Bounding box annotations
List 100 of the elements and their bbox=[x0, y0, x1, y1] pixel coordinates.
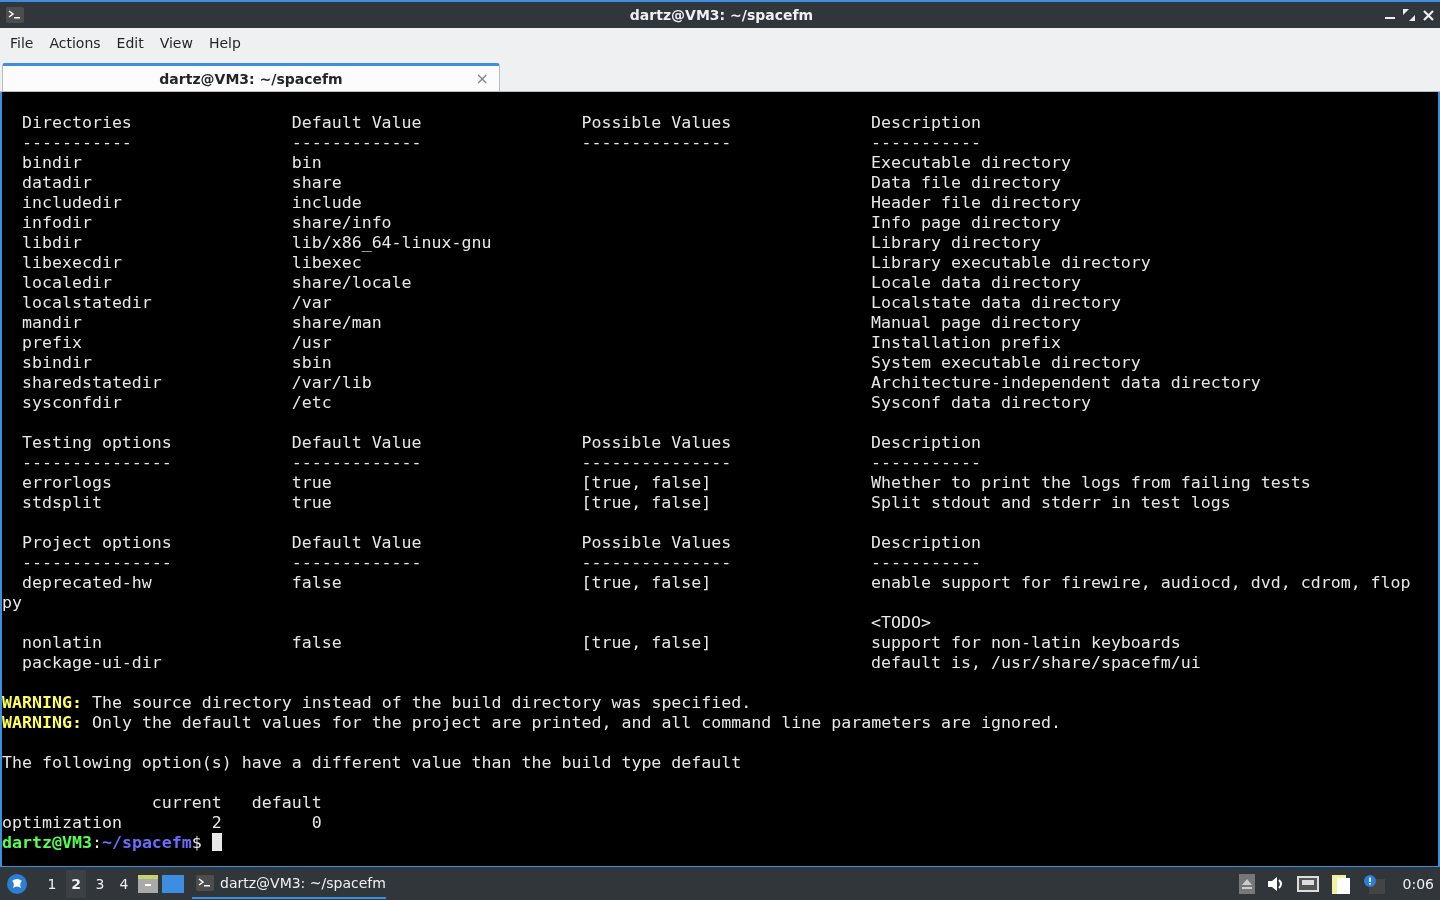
column-header: current bbox=[151, 793, 222, 813]
table-cell-text: [true, false] bbox=[581, 573, 713, 593]
workspace-button[interactable]: 2 bbox=[66, 869, 86, 898]
table-cell-text: libexec bbox=[291, 253, 363, 273]
table-cell-text: localedir bbox=[21, 273, 113, 293]
workspace-button[interactable]: 1 bbox=[42, 869, 62, 898]
menu-item[interactable]: Edit bbox=[108, 34, 152, 51]
table-cell-text: /etc bbox=[291, 393, 333, 413]
wrapped-text: py bbox=[2, 593, 23, 613]
terminal-icon bbox=[196, 874, 214, 891]
table-cell-text: Info page directory bbox=[871, 213, 1062, 233]
close-icon[interactable] bbox=[1423, 9, 1434, 21]
tab-close-button[interactable]: × bbox=[475, 69, 489, 88]
table-cell-text: sbindir bbox=[21, 353, 93, 373]
table-cell-text: Header file directory bbox=[871, 193, 1082, 213]
column-header: Directories bbox=[21, 113, 133, 133]
column-header: Possible Values bbox=[581, 113, 733, 133]
column-rule: --------------- bbox=[21, 553, 173, 573]
start-menu-icon[interactable] bbox=[6, 872, 28, 895]
table-cell-text: sbin bbox=[291, 353, 333, 373]
column-header: default bbox=[251, 793, 322, 813]
table-cell-text: true bbox=[291, 493, 333, 513]
table-cell-text: /var bbox=[291, 293, 333, 313]
table-cell-text: Library directory bbox=[871, 233, 1042, 253]
table-cell-text: [true, false] bbox=[581, 633, 713, 653]
table-cell-text: Locale data directory bbox=[871, 273, 1082, 293]
menu-item[interactable]: View bbox=[151, 34, 201, 51]
table-cell-text: <TODO> bbox=[871, 613, 933, 633]
table-cell-text: prefix bbox=[21, 333, 83, 353]
tab-title: dartz@VM3: ~/spacefm bbox=[159, 70, 343, 87]
table-cell-text: enable support for firewire, audiocd, dvd, cdrom, flop bbox=[871, 573, 1412, 593]
column-rule: ------------- bbox=[291, 453, 423, 473]
table-cell-text: [true, false] bbox=[581, 473, 713, 493]
table-cell-text: Manual page directory bbox=[871, 313, 1082, 333]
table-cell-text: libexecdir bbox=[21, 253, 123, 273]
menu-item[interactable]: Help bbox=[200, 34, 249, 51]
restore-icon[interactable] bbox=[1403, 9, 1415, 21]
table-cell-text: true bbox=[291, 473, 333, 493]
table-cell-text: includedir bbox=[21, 193, 123, 213]
table-cell-text: share/locale bbox=[291, 273, 413, 293]
volume-icon[interactable] bbox=[1266, 875, 1285, 892]
table-cell-text: deprecated-hw bbox=[21, 573, 153, 593]
column-rule: ----------- bbox=[871, 553, 982, 573]
eject-icon[interactable] bbox=[1238, 873, 1255, 894]
text-cursor bbox=[211, 833, 222, 851]
column-rule: --------------- bbox=[581, 453, 733, 473]
table-cell-text: lib/x86_64-linux-gnu bbox=[291, 233, 493, 253]
column-rule: ------------- bbox=[291, 133, 423, 153]
column-header: Possible Values bbox=[581, 533, 733, 553]
task-button[interactable]: dartz@VM3: ~/spacefm bbox=[192, 868, 386, 899]
column-rule: ----------- bbox=[21, 133, 133, 153]
table-cell-text: /usr bbox=[291, 333, 333, 353]
column-header: Testing options bbox=[21, 433, 173, 453]
table-cell-text: share bbox=[291, 173, 343, 193]
table-cell-text: support for non-latin keyboards bbox=[871, 633, 1182, 653]
table-cell-text: sysconfdir bbox=[21, 393, 123, 413]
notice-line: The following option(s) have a different value than the build type default bbox=[2, 753, 743, 773]
table-cell-text: libdir bbox=[21, 233, 83, 253]
table-cell-text: System executable directory bbox=[871, 353, 1142, 373]
notification-icon[interactable] bbox=[1362, 873, 1385, 894]
table-cell-text: datadir bbox=[21, 173, 93, 193]
terminal-icon bbox=[6, 7, 24, 23]
column-rule: ------------- bbox=[291, 553, 423, 573]
desktop-icon[interactable] bbox=[162, 874, 184, 893]
column-header: Default Value bbox=[291, 433, 423, 453]
table-cell-text: false bbox=[291, 573, 343, 593]
warning-line: WARNING: The source directory instead of the build directory was specified. bbox=[2, 693, 753, 713]
file-cabinet-icon[interactable] bbox=[138, 874, 158, 893]
column-rule: ----------- bbox=[871, 453, 982, 473]
column-header: Possible Values bbox=[581, 433, 733, 453]
workspace-button[interactable]: 4 bbox=[114, 869, 134, 898]
table-cell-text: Executable directory bbox=[871, 153, 1072, 173]
table-cell-text: false bbox=[291, 633, 343, 653]
network-icon[interactable] bbox=[1296, 875, 1319, 892]
table-cell-text: 2 bbox=[210, 813, 222, 833]
column-rule: ----------- bbox=[871, 133, 982, 153]
table-cell-text: package-ui-dir bbox=[21, 653, 163, 673]
workspace-button[interactable]: 3 bbox=[90, 869, 110, 898]
table-cell-text: bindir bbox=[21, 153, 83, 173]
table-cell-text: Localstate data directory bbox=[871, 293, 1122, 313]
table-cell-text: sharedstatedir bbox=[21, 373, 163, 393]
terminal-tab[interactable]: dartz@VM3: ~/spacefm × bbox=[2, 63, 500, 91]
menu-item[interactable]: File bbox=[2, 34, 42, 51]
table-cell-text: Architecture-independent data directory bbox=[871, 373, 1262, 393]
table-cell-text: share/info bbox=[291, 213, 393, 233]
table-cell-text: share/man bbox=[291, 313, 383, 333]
table-cell-text: Whether to print the logs from failing tests bbox=[871, 473, 1312, 493]
option-name: optimization bbox=[2, 813, 123, 833]
table-cell-text: stdsplit bbox=[21, 493, 103, 513]
table-cell-text: bin bbox=[291, 153, 323, 173]
table-cell-text: /var/lib bbox=[291, 373, 373, 393]
clock: 0:06 bbox=[1402, 875, 1434, 892]
menu-item[interactable]: Actions bbox=[41, 34, 109, 51]
window-title: dartz@VM3: ~/spacefm bbox=[628, 7, 815, 23]
clipboard-icon[interactable] bbox=[1330, 872, 1351, 895]
table-cell-text: Sysconf data directory bbox=[871, 393, 1092, 413]
column-rule: --------------- bbox=[21, 453, 173, 473]
table-cell-text: [true, false] bbox=[581, 493, 713, 513]
column-header: Description bbox=[871, 113, 982, 133]
column-header: Default Value bbox=[291, 113, 423, 133]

# EXERCISE DESCRIPTION
How many lines of the data contain the string "title", with case counting? Reply with the number alone.

# THE REPLY
2